▶ [Work instructions]: Reproduce the listing exactly and skip over any pictures.
Begin
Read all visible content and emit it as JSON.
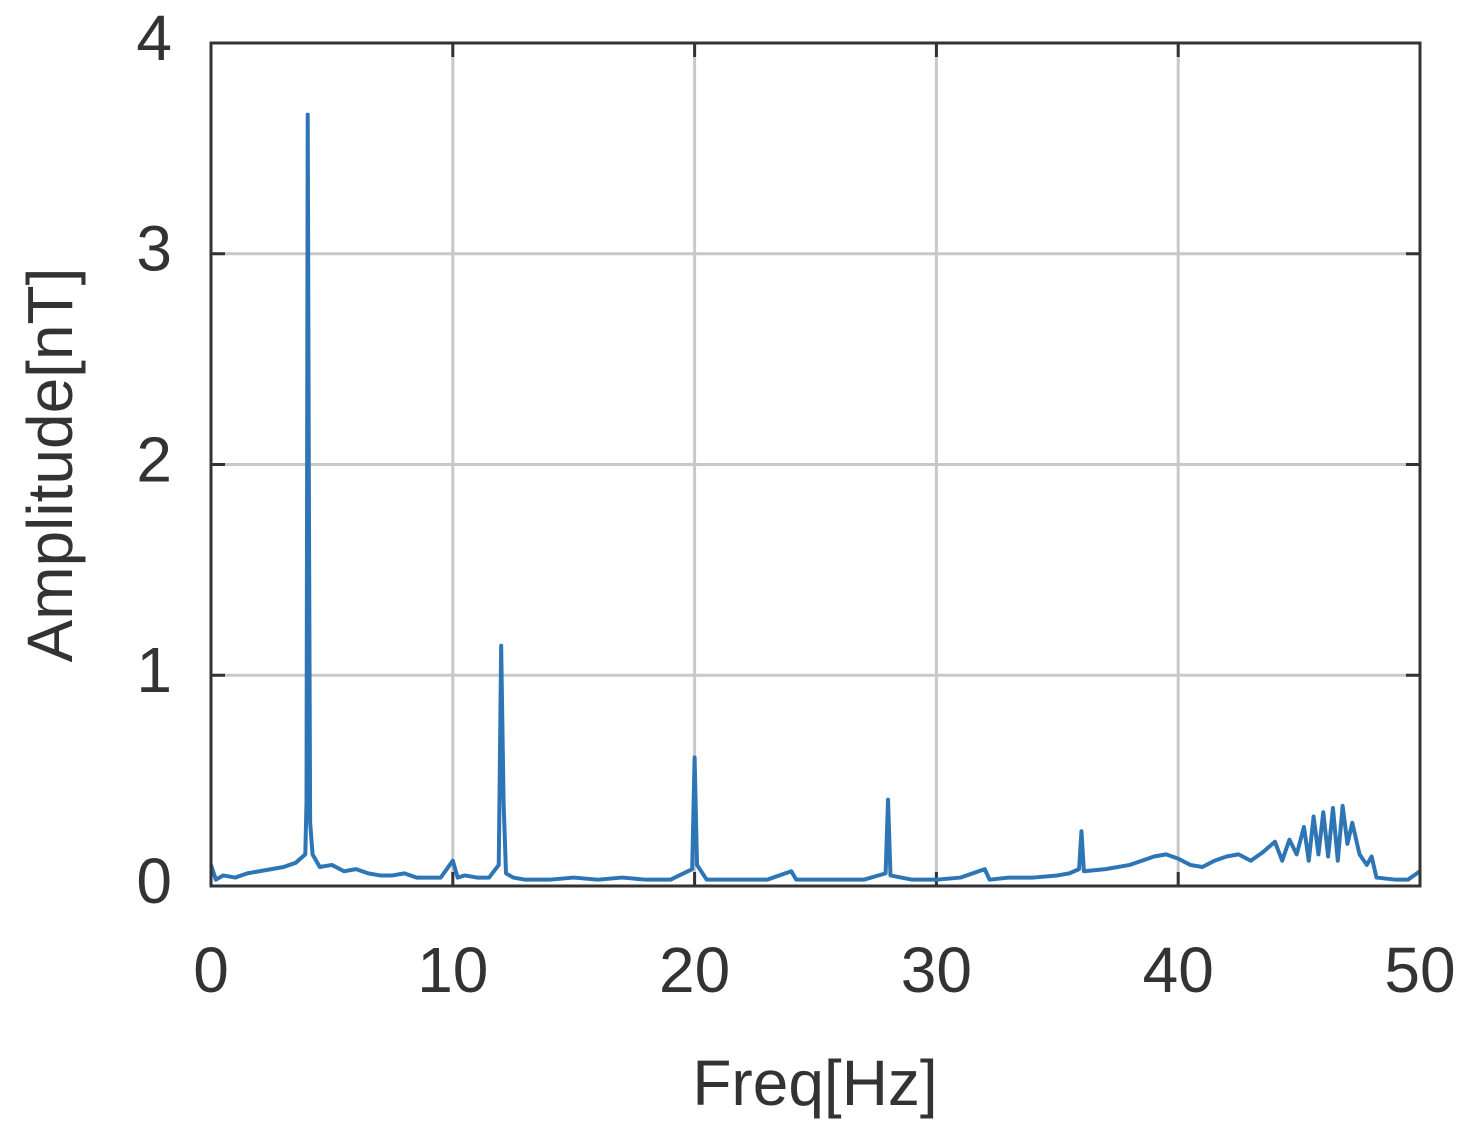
{
  "chart_data": {
    "type": "line",
    "xlabel": "Freq[Hz]",
    "ylabel": "Amplitude[nT]",
    "x": [
      0,
      0.2,
      0.5,
      1,
      1.5,
      2,
      2.5,
      3,
      3.5,
      3.9,
      3.95,
      4.0,
      4.05,
      4.1,
      4.2,
      4.5,
      5,
      5.5,
      6,
      6.5,
      7,
      7.5,
      8,
      8.5,
      9,
      9.5,
      10,
      10.2,
      10.5,
      11,
      11.5,
      11.9,
      12,
      12.1,
      12.2,
      12.5,
      13,
      14,
      15,
      16,
      17,
      18,
      19,
      19.9,
      20,
      20.1,
      20.5,
      21,
      22,
      23,
      24,
      24.2,
      25,
      26,
      27,
      27.9,
      28,
      28.1,
      29,
      30,
      31,
      32,
      32.2,
      33,
      34,
      35,
      35.5,
      35.9,
      36,
      36.1,
      37,
      38,
      39,
      39.5,
      40,
      40.5,
      41,
      41.5,
      42,
      42.5,
      43,
      43.5,
      44,
      44.3,
      44.6,
      44.9,
      45.2,
      45.4,
      45.6,
      45.8,
      46,
      46.2,
      46.4,
      46.6,
      46.8,
      47,
      47.2,
      47.5,
      47.8,
      48,
      48.2,
      49,
      49.5,
      50
    ],
    "values": [
      0.1,
      0.03,
      0.05,
      0.04,
      0.06,
      0.07,
      0.08,
      0.09,
      0.11,
      0.15,
      0.4,
      3.66,
      1.8,
      0.3,
      0.15,
      0.09,
      0.1,
      0.07,
      0.08,
      0.06,
      0.05,
      0.05,
      0.06,
      0.04,
      0.04,
      0.04,
      0.12,
      0.04,
      0.05,
      0.04,
      0.04,
      0.1,
      1.14,
      0.4,
      0.06,
      0.04,
      0.03,
      0.03,
      0.04,
      0.03,
      0.04,
      0.03,
      0.03,
      0.08,
      0.61,
      0.1,
      0.03,
      0.03,
      0.03,
      0.03,
      0.07,
      0.03,
      0.03,
      0.03,
      0.03,
      0.06,
      0.41,
      0.05,
      0.03,
      0.03,
      0.04,
      0.08,
      0.03,
      0.04,
      0.04,
      0.05,
      0.06,
      0.08,
      0.26,
      0.07,
      0.08,
      0.1,
      0.14,
      0.15,
      0.13,
      0.1,
      0.09,
      0.12,
      0.14,
      0.15,
      0.12,
      0.16,
      0.21,
      0.12,
      0.22,
      0.15,
      0.28,
      0.12,
      0.33,
      0.15,
      0.35,
      0.14,
      0.37,
      0.12,
      0.38,
      0.2,
      0.3,
      0.15,
      0.1,
      0.14,
      0.04,
      0.03,
      0.03,
      0.07
    ],
    "color": "#2e75b6",
    "xlim": [
      0,
      50
    ],
    "xticks": [
      0,
      10,
      20,
      30,
      40,
      50
    ],
    "ylim": [
      0,
      4
    ],
    "yticks": [
      0,
      1,
      2,
      3,
      4
    ],
    "grid": true
  }
}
End
▶ [Expected answer]:
Read all visible content and emit it as JSON.
{
  "chart_data": {
    "type": "line",
    "xlabel": "Freq[Hz]",
    "ylabel": "Amplitude[nT]",
    "x": [
      0,
      0.2,
      0.5,
      1,
      1.5,
      2,
      2.5,
      3,
      3.5,
      3.9,
      3.95,
      4.0,
      4.05,
      4.1,
      4.2,
      4.5,
      5,
      5.5,
      6,
      6.5,
      7,
      7.5,
      8,
      8.5,
      9,
      9.5,
      10,
      10.2,
      10.5,
      11,
      11.5,
      11.9,
      12,
      12.1,
      12.2,
      12.5,
      13,
      14,
      15,
      16,
      17,
      18,
      19,
      19.9,
      20,
      20.1,
      20.5,
      21,
      22,
      23,
      24,
      24.2,
      25,
      26,
      27,
      27.9,
      28,
      28.1,
      29,
      30,
      31,
      32,
      32.2,
      33,
      34,
      35,
      35.5,
      35.9,
      36,
      36.1,
      37,
      38,
      39,
      39.5,
      40,
      40.5,
      41,
      41.5,
      42,
      42.5,
      43,
      43.5,
      44,
      44.3,
      44.6,
      44.9,
      45.2,
      45.4,
      45.6,
      45.8,
      46,
      46.2,
      46.4,
      46.6,
      46.8,
      47,
      47.2,
      47.5,
      47.8,
      48,
      48.2,
      49,
      49.5,
      50
    ],
    "values": [
      0.1,
      0.03,
      0.05,
      0.04,
      0.06,
      0.07,
      0.08,
      0.09,
      0.11,
      0.15,
      0.4,
      3.66,
      1.8,
      0.3,
      0.15,
      0.09,
      0.1,
      0.07,
      0.08,
      0.06,
      0.05,
      0.05,
      0.06,
      0.04,
      0.04,
      0.04,
      0.12,
      0.04,
      0.05,
      0.04,
      0.04,
      0.1,
      1.14,
      0.4,
      0.06,
      0.04,
      0.03,
      0.03,
      0.04,
      0.03,
      0.04,
      0.03,
      0.03,
      0.08,
      0.61,
      0.1,
      0.03,
      0.03,
      0.03,
      0.03,
      0.07,
      0.03,
      0.03,
      0.03,
      0.03,
      0.06,
      0.41,
      0.05,
      0.03,
      0.03,
      0.04,
      0.08,
      0.03,
      0.04,
      0.04,
      0.05,
      0.06,
      0.08,
      0.26,
      0.07,
      0.08,
      0.1,
      0.14,
      0.15,
      0.13,
      0.1,
      0.09,
      0.12,
      0.14,
      0.15,
      0.12,
      0.16,
      0.21,
      0.12,
      0.22,
      0.15,
      0.28,
      0.12,
      0.33,
      0.15,
      0.35,
      0.14,
      0.37,
      0.12,
      0.38,
      0.2,
      0.3,
      0.15,
      0.1,
      0.14,
      0.04,
      0.03,
      0.03,
      0.07
    ],
    "color": "#2e75b6",
    "xlim": [
      0,
      50
    ],
    "xticks": [
      0,
      10,
      20,
      30,
      40,
      50
    ],
    "ylim": [
      0,
      4
    ],
    "yticks": [
      0,
      1,
      2,
      3,
      4
    ],
    "grid": true
  }
}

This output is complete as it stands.